Aim
Show all lines holding "image".

(Extracted records)

--- Begin ---

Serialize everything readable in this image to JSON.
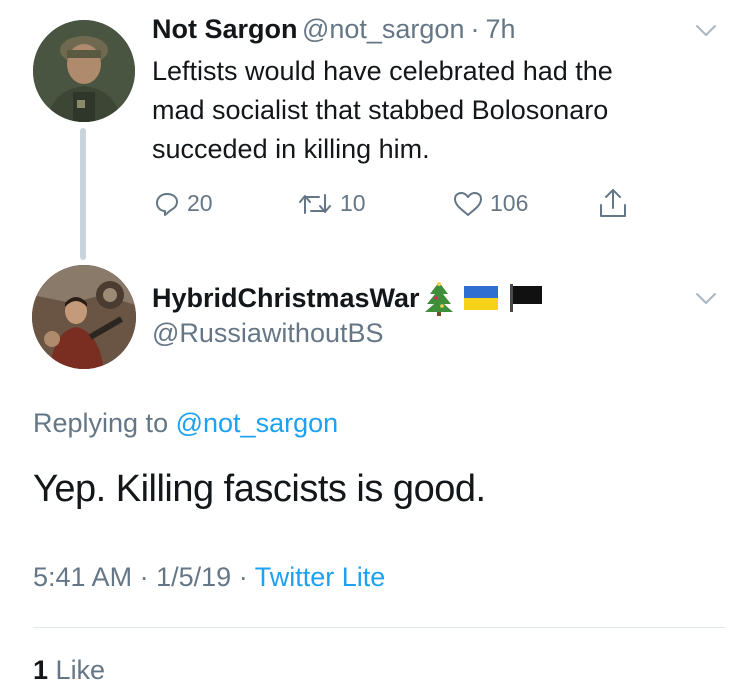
{
  "parent_tweet": {
    "display_name": "Not Sargon",
    "handle": "@not_sargon",
    "separator": "·",
    "time": "7h",
    "text_lines": [
      "Leftists would have celebrated had the",
      "mad socialist that stabbed Bolosonaro",
      "succeded in killing him."
    ],
    "actions": {
      "reply_icon": "reply-icon",
      "reply_count": "20",
      "retweet_icon": "retweet-icon",
      "retweet_count": "10",
      "like_icon": "heart-icon",
      "like_count": "106",
      "share_icon": "share-icon"
    }
  },
  "reply_tweet": {
    "display_name": "HybridChristmasWar",
    "name_emojis": [
      "christmas-tree-emoji",
      "ukraine-flag-emoji",
      "black-flag-emoji"
    ],
    "handle": "@RussiawithoutBS",
    "replying_prefix": "Replying to",
    "replying_to": "@not_sargon",
    "text": "Yep. Killing fascists is good.",
    "time": "5:41 AM",
    "date": "1/5/19",
    "separator": "·",
    "source": "Twitter Lite",
    "like_count": "1",
    "like_label": "Like"
  },
  "colors": {
    "text": "#14171a",
    "secondary": "#657786",
    "link": "#1da1f2",
    "thread_line": "#c9d3dc",
    "divider": "#e1e8ed"
  }
}
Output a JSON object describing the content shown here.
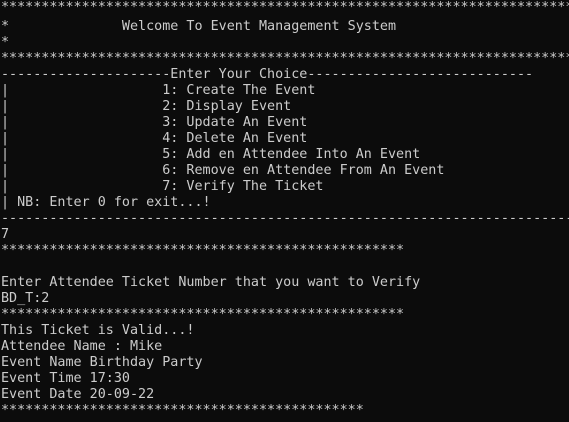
{
  "window": {
    "background": "#0c0c0c",
    "foreground": "#cccccc"
  },
  "console": {
    "lines": [
      "**************************************************************************",
      "*              Welcome To Event Management System                        *",
      "*                                                                        *",
      "**************************************************************************",
      "---------------------Enter Your Choice----------------------------",
      "|                   1: Create The Event                                  |",
      "|                   2: Display Event                                     |",
      "|                   3: Update An Event                                   |",
      "|                   4: Delete An Event                                   |",
      "|                   5: Add en Attendee Into An Event                     |",
      "|                   6: Remove en Attendee From An Event                  |",
      "|                   7: Verify The Ticket                                 |",
      "| NB: Enter 0 for exit...!                                               |",
      "-------------------------------------------------------------------------",
      "7",
      "**************************************************",
      "",
      "Enter Attendee Ticket Number that you want to Verify",
      "BD_T:2",
      "**************************************************",
      "This Ticket is Valid...!",
      "Attendee Name : Mike",
      "Event Name Birthday Party",
      "Event Time 17:30",
      "Event Date 20-09-22",
      "*********************************************"
    ]
  }
}
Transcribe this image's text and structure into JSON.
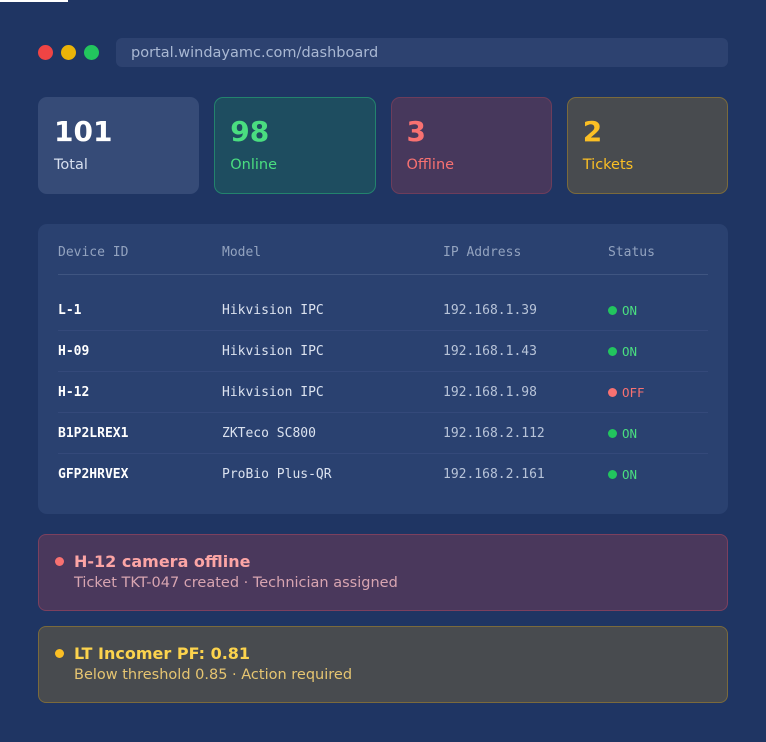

--- End ---

Completed exercise
Serialize everything readable in this image to JSON.
Transcribe this image's text and structure into JSON.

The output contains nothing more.